Please rewrite the items below, changing every "more-horizontal-icon" to "ellipsis-icon" and keeping everything else the same.

==== Input material

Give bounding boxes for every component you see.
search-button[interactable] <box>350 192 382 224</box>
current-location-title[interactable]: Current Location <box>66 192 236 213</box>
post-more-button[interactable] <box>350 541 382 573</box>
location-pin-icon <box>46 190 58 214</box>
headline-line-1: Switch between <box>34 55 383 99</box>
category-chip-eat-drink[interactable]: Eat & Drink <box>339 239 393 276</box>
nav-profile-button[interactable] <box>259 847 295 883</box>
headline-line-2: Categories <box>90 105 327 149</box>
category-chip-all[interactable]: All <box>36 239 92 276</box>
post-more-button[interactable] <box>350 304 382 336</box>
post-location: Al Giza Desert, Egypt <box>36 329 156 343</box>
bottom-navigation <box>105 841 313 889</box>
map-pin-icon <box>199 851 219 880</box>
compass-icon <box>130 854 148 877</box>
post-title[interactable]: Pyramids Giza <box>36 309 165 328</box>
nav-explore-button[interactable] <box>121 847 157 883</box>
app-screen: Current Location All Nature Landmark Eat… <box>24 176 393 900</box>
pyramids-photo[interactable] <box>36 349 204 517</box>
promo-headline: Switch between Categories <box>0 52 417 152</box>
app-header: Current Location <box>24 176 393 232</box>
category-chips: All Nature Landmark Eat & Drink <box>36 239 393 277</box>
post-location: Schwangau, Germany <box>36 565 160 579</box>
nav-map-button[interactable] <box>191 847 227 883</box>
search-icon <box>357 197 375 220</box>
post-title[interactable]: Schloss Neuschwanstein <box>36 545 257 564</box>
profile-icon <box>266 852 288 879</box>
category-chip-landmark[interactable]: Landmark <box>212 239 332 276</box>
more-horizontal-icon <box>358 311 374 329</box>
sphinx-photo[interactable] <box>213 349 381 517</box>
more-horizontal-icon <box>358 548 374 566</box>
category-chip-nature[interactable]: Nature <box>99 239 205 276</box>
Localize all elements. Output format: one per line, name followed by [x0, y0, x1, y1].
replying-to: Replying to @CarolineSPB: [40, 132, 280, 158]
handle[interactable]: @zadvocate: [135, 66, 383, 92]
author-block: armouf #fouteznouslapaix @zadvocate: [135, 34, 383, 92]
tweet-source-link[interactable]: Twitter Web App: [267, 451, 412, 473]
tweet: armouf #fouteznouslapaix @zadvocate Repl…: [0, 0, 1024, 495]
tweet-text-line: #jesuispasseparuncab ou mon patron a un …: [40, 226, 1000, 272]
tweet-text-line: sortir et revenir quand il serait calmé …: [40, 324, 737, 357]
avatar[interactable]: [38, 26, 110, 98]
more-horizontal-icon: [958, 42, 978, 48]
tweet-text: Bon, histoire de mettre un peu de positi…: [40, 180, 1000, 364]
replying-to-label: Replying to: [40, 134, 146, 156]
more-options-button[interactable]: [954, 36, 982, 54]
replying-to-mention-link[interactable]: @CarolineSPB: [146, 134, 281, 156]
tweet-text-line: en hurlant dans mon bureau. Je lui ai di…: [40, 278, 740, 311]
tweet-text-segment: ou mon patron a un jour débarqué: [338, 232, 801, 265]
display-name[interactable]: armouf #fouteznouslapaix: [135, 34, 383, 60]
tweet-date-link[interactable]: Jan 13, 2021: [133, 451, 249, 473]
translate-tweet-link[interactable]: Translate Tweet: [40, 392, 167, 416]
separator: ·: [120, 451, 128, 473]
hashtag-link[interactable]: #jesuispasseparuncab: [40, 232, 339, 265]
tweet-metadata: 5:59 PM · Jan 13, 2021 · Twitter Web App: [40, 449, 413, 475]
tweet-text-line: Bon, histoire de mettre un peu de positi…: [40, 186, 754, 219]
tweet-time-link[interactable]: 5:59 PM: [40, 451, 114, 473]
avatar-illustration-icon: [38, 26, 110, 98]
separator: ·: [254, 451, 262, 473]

========

* Solution for this task *
Give bounding boxes for every component you see.
search-button[interactable] <box>350 192 382 224</box>
current-location-title[interactable]: Current Location <box>66 192 236 213</box>
post-more-button[interactable] <box>350 541 382 573</box>
location-pin-icon <box>46 190 58 214</box>
headline-line-1: Switch between <box>34 55 383 99</box>
category-chip-eat-drink[interactable]: Eat & Drink <box>339 239 393 276</box>
nav-profile-button[interactable] <box>259 847 295 883</box>
headline-line-2: Categories <box>90 105 327 149</box>
category-chip-all[interactable]: All <box>36 239 92 276</box>
post-more-button[interactable] <box>350 304 382 336</box>
post-location: Al Giza Desert, Egypt <box>36 329 156 343</box>
bottom-navigation <box>105 841 313 889</box>
map-pin-icon <box>199 851 219 880</box>
compass-icon <box>130 854 148 877</box>
post-title[interactable]: Pyramids Giza <box>36 309 165 328</box>
nav-explore-button[interactable] <box>121 847 157 883</box>
app-screen: Current Location All Nature Landmark Eat… <box>24 176 393 900</box>
pyramids-photo[interactable] <box>36 349 204 517</box>
promo-headline: Switch between Categories <box>0 52 417 152</box>
app-header: Current Location <box>24 176 393 232</box>
category-chips: All Nature Landmark Eat & Drink <box>36 239 393 277</box>
post-location: Schwangau, Germany <box>36 565 160 579</box>
nav-map-button[interactable] <box>191 847 227 883</box>
search-icon <box>357 197 375 220</box>
post-title[interactable]: Schloss Neuschwanstein <box>36 545 257 564</box>
profile-icon <box>266 852 288 879</box>
category-chip-landmark[interactable]: Landmark <box>212 239 332 276</box>
ellipsis-icon <box>358 311 374 329</box>
sphinx-photo[interactable] <box>213 349 381 517</box>
ellipsis-icon <box>358 548 374 566</box>
category-chip-nature[interactable]: Nature <box>99 239 205 276</box>
Localize all elements. Output format: one per line, name followed by [x0, y0, x1, y1].
replying-to: Replying to @CarolineSPB: [40, 132, 280, 158]
handle[interactable]: @zadvocate: [135, 66, 383, 92]
author-block: armouf #fouteznouslapaix @zadvocate: [135, 34, 383, 92]
tweet-source-link[interactable]: Twitter Web App: [267, 451, 412, 473]
tweet: armouf #fouteznouslapaix @zadvocate Repl…: [0, 0, 1024, 495]
tweet-text-line: #jesuispasseparuncab ou mon patron a un …: [40, 226, 1000, 272]
tweet-text-line: sortir et revenir quand il serait calmé …: [40, 324, 737, 357]
avatar[interactable]: [38, 26, 110, 98]
ellipsis-icon: [958, 42, 978, 48]
tweet-text: Bon, histoire de mettre un peu de positi…: [40, 180, 1000, 364]
replying-to-label: Replying to: [40, 134, 146, 156]
more-options-button[interactable]: [954, 36, 982, 54]
replying-to-mention-link[interactable]: @CarolineSPB: [146, 134, 281, 156]
tweet-text-line: en hurlant dans mon bureau. Je lui ai di…: [40, 278, 740, 311]
tweet-text-segment: ou mon patron a un jour débarqué: [338, 232, 801, 265]
display-name[interactable]: armouf #fouteznouslapaix: [135, 34, 383, 60]
tweet-date-link[interactable]: Jan 13, 2021: [133, 451, 249, 473]
translate-tweet-link[interactable]: Translate Tweet: [40, 392, 167, 416]
separator: ·: [120, 451, 128, 473]
hashtag-link[interactable]: #jesuispasseparuncab: [40, 232, 339, 265]
tweet-metadata: 5:59 PM · Jan 13, 2021 · Twitter Web App: [40, 449, 413, 475]
tweet-text-line: Bon, histoire de mettre un peu de positi…: [40, 186, 754, 219]
tweet-time-link[interactable]: 5:59 PM: [40, 451, 114, 473]
avatar-illustration-icon: [38, 26, 110, 98]
separator: ·: [254, 451, 262, 473]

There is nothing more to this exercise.